__Given request__
Copy every record below word for word, and leave the pictures out of your copy.

__Records__

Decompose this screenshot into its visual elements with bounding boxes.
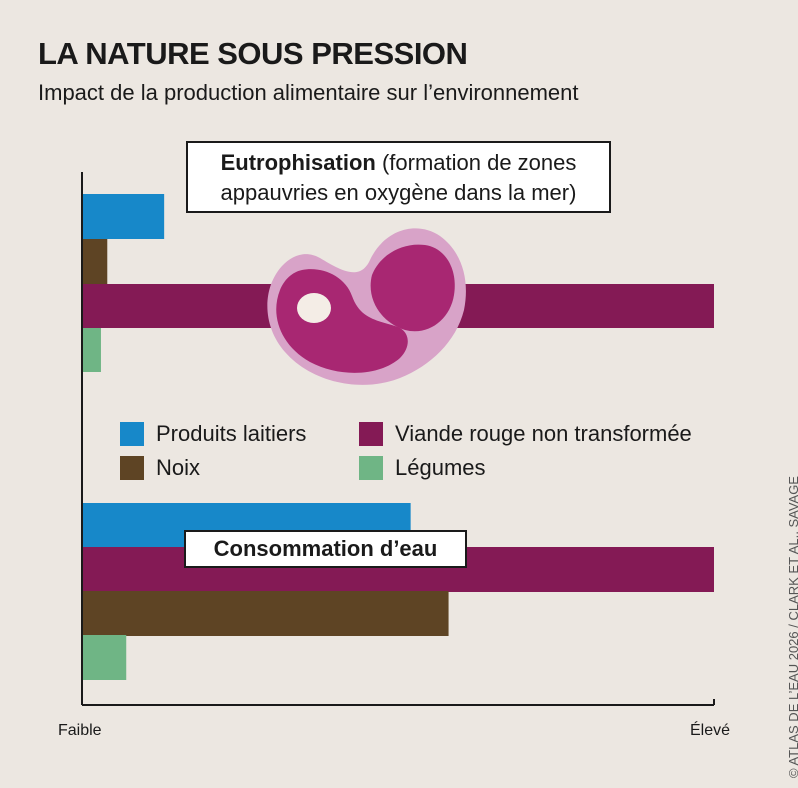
eutrophisation-title-rest: (formation de zones [375, 150, 577, 175]
consommation-eau-bars [82, 503, 714, 680]
consommation-eau-bar-legumes [82, 635, 127, 680]
consommation-eau-bar-noix [82, 591, 449, 636]
legend-item-viande-rouge: Viande rouge non transformée [359, 421, 692, 447]
eutrophisation-title: Eutrophisation [220, 150, 376, 175]
chart-title: LA NATURE SOUS PRESSION [38, 36, 468, 71]
chart-subtitle: Impact de la production alimentaire sur … [38, 80, 579, 105]
eutrophisation-bar-produits-laitiers [82, 194, 165, 239]
consommation-eau-label-box: Consommation d’eau [184, 530, 467, 568]
legend-item-produits-laitiers: Produits laitiers [120, 421, 306, 447]
legend-swatch-viande-rouge [359, 422, 383, 446]
x-axis-min-label: Faible [58, 722, 102, 739]
legend-swatch-noix [120, 456, 144, 480]
eutrophisation-title-line2: appauvries en oxygène dans la mer) [220, 180, 577, 205]
x-axis-max-label: Élevé [690, 722, 731, 739]
legend-swatch-produits-laitiers [120, 422, 144, 446]
legend-label-legumes: Légumes [395, 455, 486, 480]
legend-label-viande-rouge: Viande rouge non transformée [395, 421, 692, 446]
eutrophisation-label-box: Eutrophisation (formation de zones appau… [186, 141, 611, 213]
legend-label-noix: Noix [156, 455, 201, 480]
legend-item-noix: Noix [120, 455, 200, 481]
consommation-eau-title: Consommation d’eau [213, 536, 438, 561]
meat-steak-icon [267, 228, 466, 385]
source-credit: © ATLAS DE L’EAU 2026 / CLARK ET AL., SA… [786, 476, 798, 778]
legend-label-produits-laitiers: Produits laitiers [156, 421, 307, 446]
legend-swatch-legumes [359, 456, 383, 480]
eutrophisation-bar-legumes [82, 328, 101, 372]
eutrophisation-bar-noix [82, 239, 108, 284]
legend-item-legumes: Légumes [359, 455, 486, 481]
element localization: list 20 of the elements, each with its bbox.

__Exercise answer__
Decompose this screenshot into its visual elements with bounding boxes.
eutrophisation-title-rest: (formation de zones [375, 150, 577, 175]
consommation-eau-bars [82, 503, 714, 680]
consommation-eau-bar-legumes [82, 635, 127, 680]
consommation-eau-bar-noix [82, 591, 449, 636]
legend-item-viande-rouge: Viande rouge non transformée [359, 421, 692, 447]
eutrophisation-title: Eutrophisation [220, 150, 376, 175]
chart-title: LA NATURE SOUS PRESSION [38, 36, 468, 71]
chart-subtitle: Impact de la production alimentaire sur … [38, 80, 579, 105]
eutrophisation-bar-produits-laitiers [82, 194, 165, 239]
consommation-eau-label-box: Consommation d’eau [184, 530, 467, 568]
legend-item-produits-laitiers: Produits laitiers [120, 421, 306, 447]
legend-swatch-viande-rouge [359, 422, 383, 446]
x-axis-min-label: Faible [58, 722, 102, 739]
legend-swatch-noix [120, 456, 144, 480]
eutrophisation-title-line2: appauvries en oxygène dans la mer) [220, 180, 577, 205]
x-axis-max-label: Élevé [690, 722, 731, 739]
legend-swatch-produits-laitiers [120, 422, 144, 446]
legend-label-legumes: Légumes [395, 455, 486, 480]
legend-label-viande-rouge: Viande rouge non transformée [395, 421, 692, 446]
eutrophisation-label-box: Eutrophisation (formation de zones appau… [186, 141, 611, 213]
legend-label-noix: Noix [156, 455, 201, 480]
legend-item-noix: Noix [120, 455, 200, 481]
consommation-eau-title: Consommation d’eau [213, 536, 438, 561]
meat-steak-icon [267, 228, 466, 385]
source-credit: © ATLAS DE L’EAU 2026 / CLARK ET AL., SA… [786, 476, 798, 778]
legend-label-produits-laitiers: Produits laitiers [156, 421, 307, 446]
legend-swatch-legumes [359, 456, 383, 480]
eutrophisation-bar-legumes [82, 328, 101, 372]
eutrophisation-bar-noix [82, 239, 108, 284]
legend-item-legumes: Légumes [359, 455, 486, 481]
element localization: list 20 of the elements, each with its bbox.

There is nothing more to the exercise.